Data entries
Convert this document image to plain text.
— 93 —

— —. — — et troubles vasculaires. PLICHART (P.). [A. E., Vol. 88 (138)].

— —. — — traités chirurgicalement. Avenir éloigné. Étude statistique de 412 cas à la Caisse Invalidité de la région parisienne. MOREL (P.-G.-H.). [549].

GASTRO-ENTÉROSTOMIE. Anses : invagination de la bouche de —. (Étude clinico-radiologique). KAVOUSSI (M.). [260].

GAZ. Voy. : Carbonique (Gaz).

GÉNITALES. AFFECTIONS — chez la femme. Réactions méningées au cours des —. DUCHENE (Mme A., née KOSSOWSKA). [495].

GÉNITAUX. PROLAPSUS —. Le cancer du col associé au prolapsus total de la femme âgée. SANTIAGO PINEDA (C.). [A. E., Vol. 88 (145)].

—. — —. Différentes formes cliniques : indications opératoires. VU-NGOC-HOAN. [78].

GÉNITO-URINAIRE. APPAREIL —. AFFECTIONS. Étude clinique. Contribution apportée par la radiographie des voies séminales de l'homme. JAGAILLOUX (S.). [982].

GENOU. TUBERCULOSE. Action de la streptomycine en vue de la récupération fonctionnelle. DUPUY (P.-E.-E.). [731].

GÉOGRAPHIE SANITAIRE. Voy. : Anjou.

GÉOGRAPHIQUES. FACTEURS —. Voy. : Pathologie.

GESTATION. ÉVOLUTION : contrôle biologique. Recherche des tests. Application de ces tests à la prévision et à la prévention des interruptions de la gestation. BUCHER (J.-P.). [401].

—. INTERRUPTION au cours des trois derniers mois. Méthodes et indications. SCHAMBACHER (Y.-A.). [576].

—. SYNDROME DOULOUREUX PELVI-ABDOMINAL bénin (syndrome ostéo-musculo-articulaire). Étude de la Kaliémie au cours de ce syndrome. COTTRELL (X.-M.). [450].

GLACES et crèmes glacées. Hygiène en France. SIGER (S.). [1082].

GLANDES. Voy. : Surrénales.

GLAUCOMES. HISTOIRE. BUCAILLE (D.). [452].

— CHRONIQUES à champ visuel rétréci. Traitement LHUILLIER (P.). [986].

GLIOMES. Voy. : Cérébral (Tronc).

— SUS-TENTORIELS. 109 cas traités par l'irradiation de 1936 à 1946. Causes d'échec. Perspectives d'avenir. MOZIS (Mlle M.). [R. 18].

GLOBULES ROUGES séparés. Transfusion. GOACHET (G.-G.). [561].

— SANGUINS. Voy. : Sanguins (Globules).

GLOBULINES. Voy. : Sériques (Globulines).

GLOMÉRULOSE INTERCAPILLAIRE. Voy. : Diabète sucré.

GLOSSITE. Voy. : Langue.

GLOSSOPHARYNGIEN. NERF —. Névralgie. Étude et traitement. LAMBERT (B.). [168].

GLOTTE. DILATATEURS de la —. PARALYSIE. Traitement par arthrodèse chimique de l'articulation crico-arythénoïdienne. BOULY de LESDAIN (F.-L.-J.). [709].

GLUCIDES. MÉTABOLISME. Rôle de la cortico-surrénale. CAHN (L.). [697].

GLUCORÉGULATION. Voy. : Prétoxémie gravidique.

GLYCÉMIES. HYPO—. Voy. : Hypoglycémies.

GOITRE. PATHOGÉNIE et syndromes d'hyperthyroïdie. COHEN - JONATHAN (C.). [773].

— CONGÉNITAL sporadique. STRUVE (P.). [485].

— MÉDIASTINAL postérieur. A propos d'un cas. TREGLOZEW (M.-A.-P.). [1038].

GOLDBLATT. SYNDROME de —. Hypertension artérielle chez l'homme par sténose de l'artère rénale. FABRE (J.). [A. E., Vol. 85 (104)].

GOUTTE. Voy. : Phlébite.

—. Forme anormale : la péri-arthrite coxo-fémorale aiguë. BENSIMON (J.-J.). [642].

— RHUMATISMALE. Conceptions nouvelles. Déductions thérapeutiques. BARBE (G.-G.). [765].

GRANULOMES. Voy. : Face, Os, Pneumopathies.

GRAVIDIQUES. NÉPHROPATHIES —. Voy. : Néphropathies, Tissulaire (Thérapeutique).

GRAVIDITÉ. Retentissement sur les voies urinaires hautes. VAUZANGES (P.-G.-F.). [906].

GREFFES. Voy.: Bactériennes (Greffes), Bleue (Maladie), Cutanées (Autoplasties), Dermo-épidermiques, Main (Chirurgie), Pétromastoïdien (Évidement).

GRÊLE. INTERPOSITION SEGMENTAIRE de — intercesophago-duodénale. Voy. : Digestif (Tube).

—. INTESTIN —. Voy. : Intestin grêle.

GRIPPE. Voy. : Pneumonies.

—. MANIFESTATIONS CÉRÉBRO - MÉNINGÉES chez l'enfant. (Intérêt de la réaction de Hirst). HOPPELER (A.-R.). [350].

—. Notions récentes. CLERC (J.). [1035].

> [Given task]: Produce an exact copy of all the records.

> [Solution to this problem]:
Convert this document image to plain text.
— 93 —

— —. — — et troubles vasculaires. PLICHART (P.). [A. E., Vol. 88 (138)].

— —. — — traités chirurgicalement. Avenir éloigné. Étude statistique de 412 cas à la Caisse Invalidité de la région parisienne. MOREL (P.-G.-H.). [549].

GASTRO-ENTÉROSTOMIE. Anses : invagination de la bouche de —. (Étude clinico-radiologique). KAVOUSSI (M.). [260].

GAZ. Voy. : Carbonique (Gaz).

GÉNITALES. AFFECTIONS — chez la femme. Réactions méningées au cours des —. DUCHENE (Mme A., née KOSSOWSKA). [495].

GÉNITAUX. PROLAPSUS —. Le cancer du col associé au prolapsus total de la femme âgée. SANTIAGO PINEDA (C.). [A. E., Vol. 88 (145)].

—. — —. Différentes formes cliniques : indications opératoires. VU-NGOC-HOAN. [78].

GÉNITO-URINAIRE. APPAREIL —. AFFECTIONS. Étude clinique. Contribution apportée par la radiographie des voies séminales de l'homme. JAGAILLOUX (S.). [982].

GENOU. TUBERCULOSE. Action de la streptomycine en vue de la récupération fonctionnelle. DUPUY (P.-E.-E.). [731].

GÉOGRAPHIE SANITAIRE. Voy. : Anjou.

GÉOGRAPHIQUES. FACTEURS —. Voy. : Pathologie.

GESTATION. ÉVOLUTION : contrôle biologique. Recherche des tests. Application de ces tests à la prévision et à la prévention des interruptions de la gestation. BUCHER (J.-P.). [401].

—. INTERRUPTION au cours des trois derniers mois. Méthodes et indications. SCHAMBACHER (Y.-A.). [576].

—. SYNDROME DOULOUREUX PELVI-ABDOMINAL bénin (syndrome ostéo-musculo-articulaire). Étude de la Kaliémie au cours de ce syndrome. COTTRELL (X.-M.). [450].

GLACES et crèmes glacées. Hygiène en France. SIGER (S.). [1082].

GLANDES. Voy. : Surrénales.

GLAUCOMES. HISTOIRE. BUCAILLE (D.). [452].

— CHRONIQUES à champ visuel rétréci. Traitement LHUILLIER (P.). [986].

GLIOMES. Voy. : Cérébral (Tronc).

— SUS-TENTORIELS. 109 cas traités par l'irradiation de 1936 à 1946. Causes d'échec. Perspectives d'avenir. MOZIS (Mlle M.). [R. 18].

GLOBULES ROUGES séparés. Transfusion. GOACHET (G.-G.). [561].

— SANGUINS. Voy. : Sanguins (Globules).

GLOBULINES. Voy. : Sériques (Globulines).

GLOMÉRULOSE INTERCAPILLAIRE. Voy. : Diabète sucré.

GLOSSITE. Voy. : Langue.

GLOSSOPHARYNGIEN. NERF —. Névralgie. Étude et traitement. LAMBERT (B.). [168].

GLOTTE. DILATATEURS de la —. PARALYSIE. Traitement par arthrodèse chimique de l'articulation crico-arythénoïdienne. BOULY de LESDAIN (F.-L.-J.). [709].

GLUCIDES. MÉTABOLISME. Rôle de la cortico-surrénale. CAHN (L.). [697].

GLUCORÉGULATION. Voy. : Prétoxémie gravidique.

GLYCÉMIES. HYPO—. Voy. : Hypoglycémies.

GOITRE. PATHOGÉNIE et syndromes d'hyperthyroïdie. COHEN - JONATHAN (C.). [773].

— CONGÉNITAL sporadique. STRUVE (P.). [485].

— MÉDIASTINAL postérieur. A propos d'un cas. TREGLOZEW (M.-A.-P.). [1038].

GOLDBLATT. SYNDROME de —. Hypertension artérielle chez l'homme par sténose de l'artère rénale. FABRE (J.). [A. E., Vol. 85 (104)].

GOUTTE. Voy. : Phlébite.

—. Forme anormale : la péri-arthrite coxo-fémorale aiguë. BENSIMON (J.-J.). [642].

— RHUMATISMALE. Conceptions nouvelles. Déductions thérapeutiques. BARBE (G.-G.). [765].

GRANULOMES. Voy. : Face, Os, Pneumopathies.

GRAVIDIQUES. NÉPHROPATHIES —. Voy. : Néphropathies, Tissulaire (Thérapeutique).

GRAVIDITÉ. Retentissement sur les voies urinaires hautes. VAUZANGES (P.-G.-F.). [906].

GREFFES. Voy.: Bactériennes (Greffes), Bleue (Maladie), Cutanées (Autoplasties), Dermo-épidermiques, Main (Chirurgie), Pétromastoïdien (Évidement).

GRÊLE. INTERPOSITION SEGMENTAIRE de — intercesophago-duodénale. Voy. : Digestif (Tube).

—. INTESTIN —. Voy. : Intestin grêle.

GRIPPE. Voy. : Pneumonies.

—. MANIFESTATIONS CÉRÉBRO - MÉNINGÉES chez l'enfant. (Intérêt de la réaction de Hirst). HOPPELER (A.-R.). [350].

—. Notions récentes. CLERC (J.). [1035].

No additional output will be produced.